* Task goal
Write out each line that follows exactly as it stands, without the pictures.

Data tied to figure images:
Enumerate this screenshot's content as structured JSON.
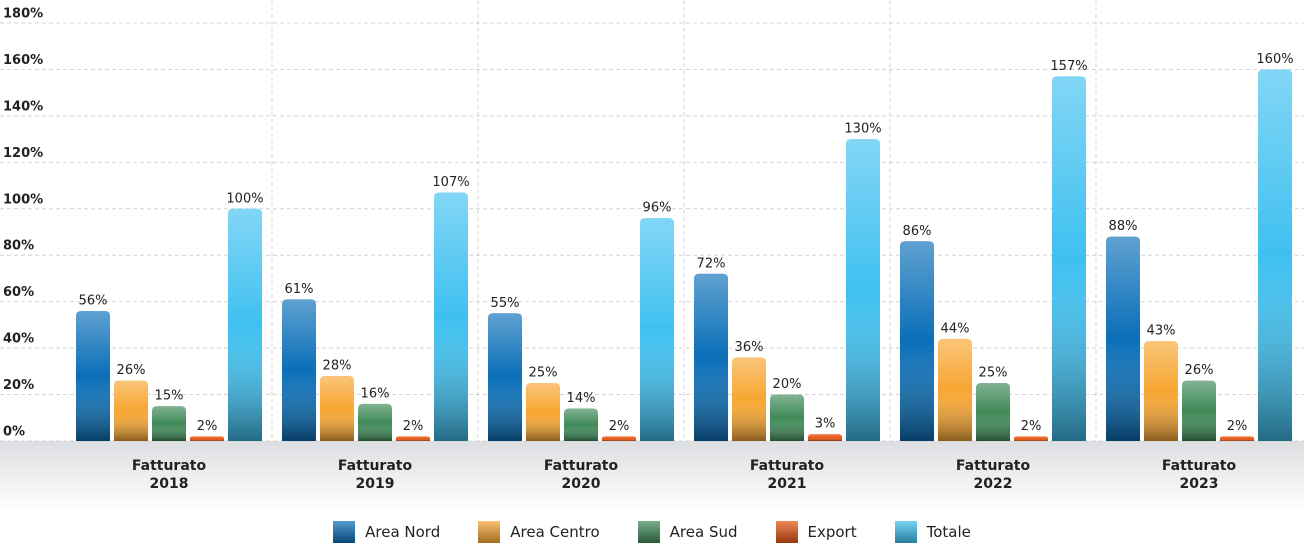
{
  "chart_data": {
    "type": "bar",
    "categories": [
      "Fatturato 2018",
      "Fatturato 2019",
      "Fatturato 2020",
      "Fatturato 2021",
      "Fatturato 2022",
      "Fatturato 2023"
    ],
    "series": [
      {
        "name": "Area Nord",
        "color": "#0a6fb8",
        "values": [
          56,
          61,
          55,
          72,
          86,
          88
        ],
        "value_labels": [
          "56%",
          "61%",
          "55%",
          "72%",
          "86%",
          "88%"
        ]
      },
      {
        "name": "Area Centro",
        "color": "#f7a632",
        "values": [
          26,
          28,
          25,
          36,
          44,
          43
        ],
        "value_labels": [
          "26%",
          "28%",
          "25%",
          "36%",
          "44%",
          "43%"
        ]
      },
      {
        "name": "Area Sud",
        "color": "#3f8a58",
        "values": [
          15,
          16,
          14,
          20,
          25,
          26
        ],
        "value_labels": [
          "15%",
          "16%",
          "14%",
          "20%",
          "25%",
          "26%"
        ]
      },
      {
        "name": "Export",
        "color": "#e8540f",
        "values": [
          2,
          2,
          2,
          3,
          2,
          2
        ],
        "value_labels": [
          "2%",
          "2%",
          "2%",
          "3%",
          "2%",
          "2%"
        ]
      },
      {
        "name": "Totale",
        "color": "#3fc0f0",
        "values": [
          100,
          107,
          96,
          130,
          157,
          160
        ],
        "value_labels": [
          "100%",
          "107%",
          "96%",
          "130%",
          "157%",
          "160%"
        ]
      }
    ],
    "ylim": [
      0,
      180
    ],
    "yticks": [
      {
        "value": 0,
        "label": "0%"
      },
      {
        "value": 20,
        "label": "20%"
      },
      {
        "value": 40,
        "label": "40%"
      },
      {
        "value": 60,
        "label": "60%"
      },
      {
        "value": 80,
        "label": "80%"
      },
      {
        "value": 100,
        "label": "100%"
      },
      {
        "value": 120,
        "label": "120%"
      },
      {
        "value": 140,
        "label": "140%"
      },
      {
        "value": 160,
        "label": "160%"
      },
      {
        "value": 180,
        "label": "180%"
      }
    ],
    "grid": true,
    "legend": "bottom"
  }
}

* Finished answer
Enumerate this screenshot's content as structured JSON.
{
  "chart_data": {
    "type": "bar",
    "categories": [
      "Fatturato 2018",
      "Fatturato 2019",
      "Fatturato 2020",
      "Fatturato 2021",
      "Fatturato 2022",
      "Fatturato 2023"
    ],
    "series": [
      {
        "name": "Area Nord",
        "color": "#0a6fb8",
        "values": [
          56,
          61,
          55,
          72,
          86,
          88
        ],
        "value_labels": [
          "56%",
          "61%",
          "55%",
          "72%",
          "86%",
          "88%"
        ]
      },
      {
        "name": "Area Centro",
        "color": "#f7a632",
        "values": [
          26,
          28,
          25,
          36,
          44,
          43
        ],
        "value_labels": [
          "26%",
          "28%",
          "25%",
          "36%",
          "44%",
          "43%"
        ]
      },
      {
        "name": "Area Sud",
        "color": "#3f8a58",
        "values": [
          15,
          16,
          14,
          20,
          25,
          26
        ],
        "value_labels": [
          "15%",
          "16%",
          "14%",
          "20%",
          "25%",
          "26%"
        ]
      },
      {
        "name": "Export",
        "color": "#e8540f",
        "values": [
          2,
          2,
          2,
          3,
          2,
          2
        ],
        "value_labels": [
          "2%",
          "2%",
          "2%",
          "3%",
          "2%",
          "2%"
        ]
      },
      {
        "name": "Totale",
        "color": "#3fc0f0",
        "values": [
          100,
          107,
          96,
          130,
          157,
          160
        ],
        "value_labels": [
          "100%",
          "107%",
          "96%",
          "130%",
          "157%",
          "160%"
        ]
      }
    ],
    "ylim": [
      0,
      180
    ],
    "yticks": [
      {
        "value": 0,
        "label": "0%"
      },
      {
        "value": 20,
        "label": "20%"
      },
      {
        "value": 40,
        "label": "40%"
      },
      {
        "value": 60,
        "label": "60%"
      },
      {
        "value": 80,
        "label": "80%"
      },
      {
        "value": 100,
        "label": "100%"
      },
      {
        "value": 120,
        "label": "120%"
      },
      {
        "value": 140,
        "label": "140%"
      },
      {
        "value": 160,
        "label": "160%"
      },
      {
        "value": 180,
        "label": "180%"
      }
    ],
    "grid": true,
    "legend": "bottom"
  }
}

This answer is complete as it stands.